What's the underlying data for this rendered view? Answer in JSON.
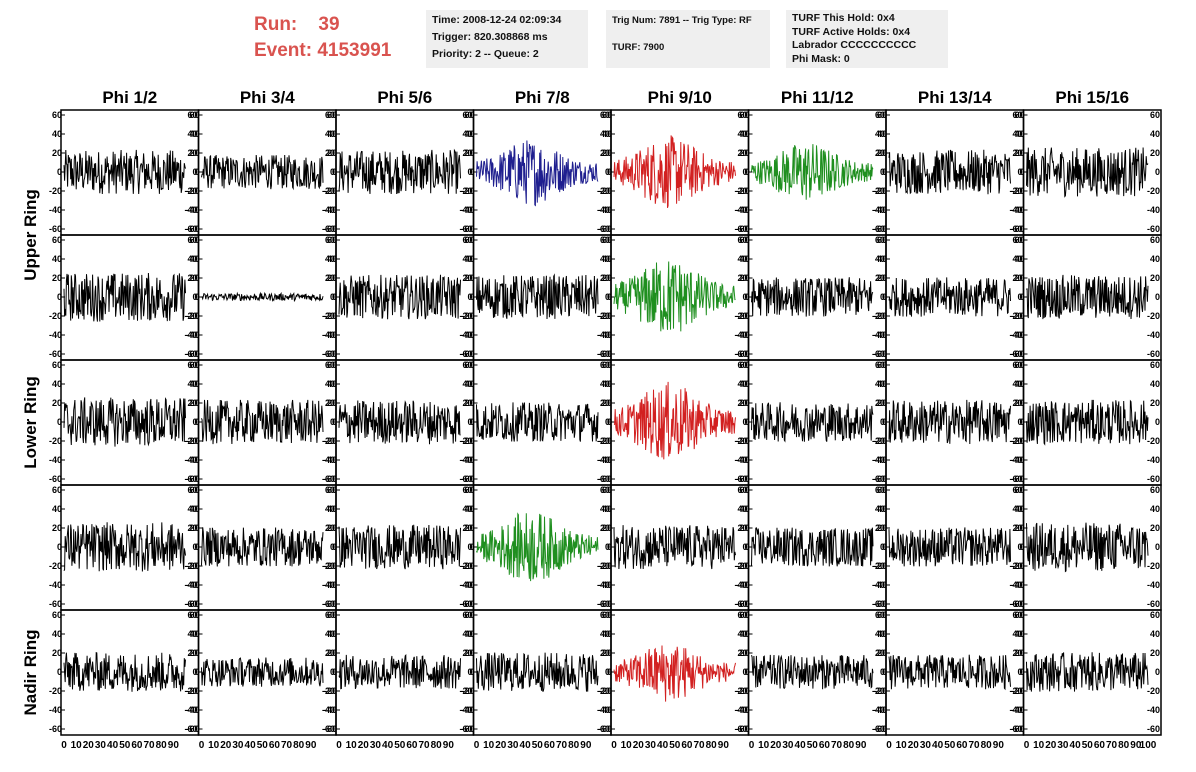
{
  "header": {
    "run_label": "Run:",
    "run_value": "39",
    "event_label": "Event:",
    "event_value": "4153991",
    "box1": [
      "Time: 2008-12-24 02:09:34",
      "Trigger: 820.308868 ms",
      "Priority: 2 -- Queue: 2"
    ],
    "box2": [
      "Trig Num: 7891 -- Trig Type: RF",
      "",
      "TURF: 7900"
    ],
    "box3": [
      "TURF This Hold: 0x4",
      "TURF Active Holds: 0x4",
      "Labrador CCCCCCCCCC",
      "Phi Mask: 0"
    ]
  },
  "colors": {
    "black": "#000000",
    "blue": "#1f1f8f",
    "red": "#d22020",
    "green": "#1f8f1f",
    "run_text": "#d9534f"
  },
  "chart_data": {
    "type": "line",
    "title": "",
    "columns": [
      "Phi 1/2",
      "Phi 3/4",
      "Phi 5/6",
      "Phi 7/8",
      "Phi 9/10",
      "Phi 11/12",
      "Phi 13/14",
      "Phi 15/16"
    ],
    "ring_labels": [
      "Upper Ring",
      "Lower Ring",
      "Nadir Ring"
    ],
    "xlim": [
      0,
      100
    ],
    "ylim": [
      -60,
      60
    ],
    "x_ticks": [
      "0",
      "10",
      "20",
      "30",
      "40",
      "50",
      "60",
      "70",
      "80",
      "90",
      "100"
    ],
    "y_ticks": [
      "60",
      "40",
      "20",
      "0",
      "-20",
      "-40",
      "-60"
    ],
    "grid": false,
    "panels": [
      [
        {
          "color": "black",
          "amp": 18
        },
        {
          "color": "black",
          "amp": 14
        },
        {
          "color": "black",
          "amp": 18
        },
        {
          "color": "blue",
          "amp": 22
        },
        {
          "color": "red",
          "amp": 24
        },
        {
          "color": "green",
          "amp": 20
        },
        {
          "color": "black",
          "amp": 18
        },
        {
          "color": "black",
          "amp": 20
        }
      ],
      [
        {
          "color": "black",
          "amp": 20
        },
        {
          "color": "black",
          "amp": 3
        },
        {
          "color": "black",
          "amp": 18
        },
        {
          "color": "black",
          "amp": 18
        },
        {
          "color": "green",
          "amp": 26
        },
        {
          "color": "black",
          "amp": 16
        },
        {
          "color": "black",
          "amp": 16
        },
        {
          "color": "black",
          "amp": 18
        }
      ],
      [
        {
          "color": "black",
          "amp": 20
        },
        {
          "color": "black",
          "amp": 18
        },
        {
          "color": "black",
          "amp": 18
        },
        {
          "color": "black",
          "amp": 16
        },
        {
          "color": "red",
          "amp": 26
        },
        {
          "color": "black",
          "amp": 16
        },
        {
          "color": "black",
          "amp": 18
        },
        {
          "color": "black",
          "amp": 18
        }
      ],
      [
        {
          "color": "black",
          "amp": 20
        },
        {
          "color": "black",
          "amp": 16
        },
        {
          "color": "black",
          "amp": 18
        },
        {
          "color": "green",
          "amp": 24
        },
        {
          "color": "black",
          "amp": 18
        },
        {
          "color": "black",
          "amp": 16
        },
        {
          "color": "black",
          "amp": 16
        },
        {
          "color": "black",
          "amp": 20
        }
      ],
      [
        {
          "color": "black",
          "amp": 16
        },
        {
          "color": "black",
          "amp": 12
        },
        {
          "color": "black",
          "amp": 14
        },
        {
          "color": "black",
          "amp": 16
        },
        {
          "color": "red",
          "amp": 20
        },
        {
          "color": "black",
          "amp": 14
        },
        {
          "color": "black",
          "amp": 14
        },
        {
          "color": "black",
          "amp": 16
        }
      ]
    ]
  }
}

> [The task]: Make an exact copy of the listing above. Do not include the pictures.

> [Exercise response]:
What's the underlying data for this rendered view? Answer in JSON.
{
  "header": {
    "run_label": "Run:",
    "run_value": "39",
    "event_label": "Event:",
    "event_value": "4153991",
    "box1": [
      "Time: 2008-12-24 02:09:34",
      "Trigger: 820.308868 ms",
      "Priority: 2 -- Queue: 2"
    ],
    "box2": [
      "Trig Num: 7891 -- Trig Type: RF",
      "",
      "TURF: 7900"
    ],
    "box3": [
      "TURF This Hold: 0x4",
      "TURF Active Holds: 0x4",
      "Labrador CCCCCCCCCC",
      "Phi Mask: 0"
    ]
  },
  "colors": {
    "black": "#000000",
    "blue": "#1f1f8f",
    "red": "#d22020",
    "green": "#1f8f1f",
    "run_text": "#d9534f"
  },
  "chart_data": {
    "type": "line",
    "title": "",
    "columns": [
      "Phi 1/2",
      "Phi 3/4",
      "Phi 5/6",
      "Phi 7/8",
      "Phi 9/10",
      "Phi 11/12",
      "Phi 13/14",
      "Phi 15/16"
    ],
    "ring_labels": [
      "Upper Ring",
      "Lower Ring",
      "Nadir Ring"
    ],
    "xlim": [
      0,
      100
    ],
    "ylim": [
      -60,
      60
    ],
    "x_ticks": [
      "0",
      "10",
      "20",
      "30",
      "40",
      "50",
      "60",
      "70",
      "80",
      "90",
      "100"
    ],
    "y_ticks": [
      "60",
      "40",
      "20",
      "0",
      "-20",
      "-40",
      "-60"
    ],
    "grid": false,
    "panels": [
      [
        {
          "color": "black",
          "amp": 18
        },
        {
          "color": "black",
          "amp": 14
        },
        {
          "color": "black",
          "amp": 18
        },
        {
          "color": "blue",
          "amp": 22
        },
        {
          "color": "red",
          "amp": 24
        },
        {
          "color": "green",
          "amp": 20
        },
        {
          "color": "black",
          "amp": 18
        },
        {
          "color": "black",
          "amp": 20
        }
      ],
      [
        {
          "color": "black",
          "amp": 20
        },
        {
          "color": "black",
          "amp": 3
        },
        {
          "color": "black",
          "amp": 18
        },
        {
          "color": "black",
          "amp": 18
        },
        {
          "color": "green",
          "amp": 26
        },
        {
          "color": "black",
          "amp": 16
        },
        {
          "color": "black",
          "amp": 16
        },
        {
          "color": "black",
          "amp": 18
        }
      ],
      [
        {
          "color": "black",
          "amp": 20
        },
        {
          "color": "black",
          "amp": 18
        },
        {
          "color": "black",
          "amp": 18
        },
        {
          "color": "black",
          "amp": 16
        },
        {
          "color": "red",
          "amp": 26
        },
        {
          "color": "black",
          "amp": 16
        },
        {
          "color": "black",
          "amp": 18
        },
        {
          "color": "black",
          "amp": 18
        }
      ],
      [
        {
          "color": "black",
          "amp": 20
        },
        {
          "color": "black",
          "amp": 16
        },
        {
          "color": "black",
          "amp": 18
        },
        {
          "color": "green",
          "amp": 24
        },
        {
          "color": "black",
          "amp": 18
        },
        {
          "color": "black",
          "amp": 16
        },
        {
          "color": "black",
          "amp": 16
        },
        {
          "color": "black",
          "amp": 20
        }
      ],
      [
        {
          "color": "black",
          "amp": 16
        },
        {
          "color": "black",
          "amp": 12
        },
        {
          "color": "black",
          "amp": 14
        },
        {
          "color": "black",
          "amp": 16
        },
        {
          "color": "red",
          "amp": 20
        },
        {
          "color": "black",
          "amp": 14
        },
        {
          "color": "black",
          "amp": 14
        },
        {
          "color": "black",
          "amp": 16
        }
      ]
    ]
  }
}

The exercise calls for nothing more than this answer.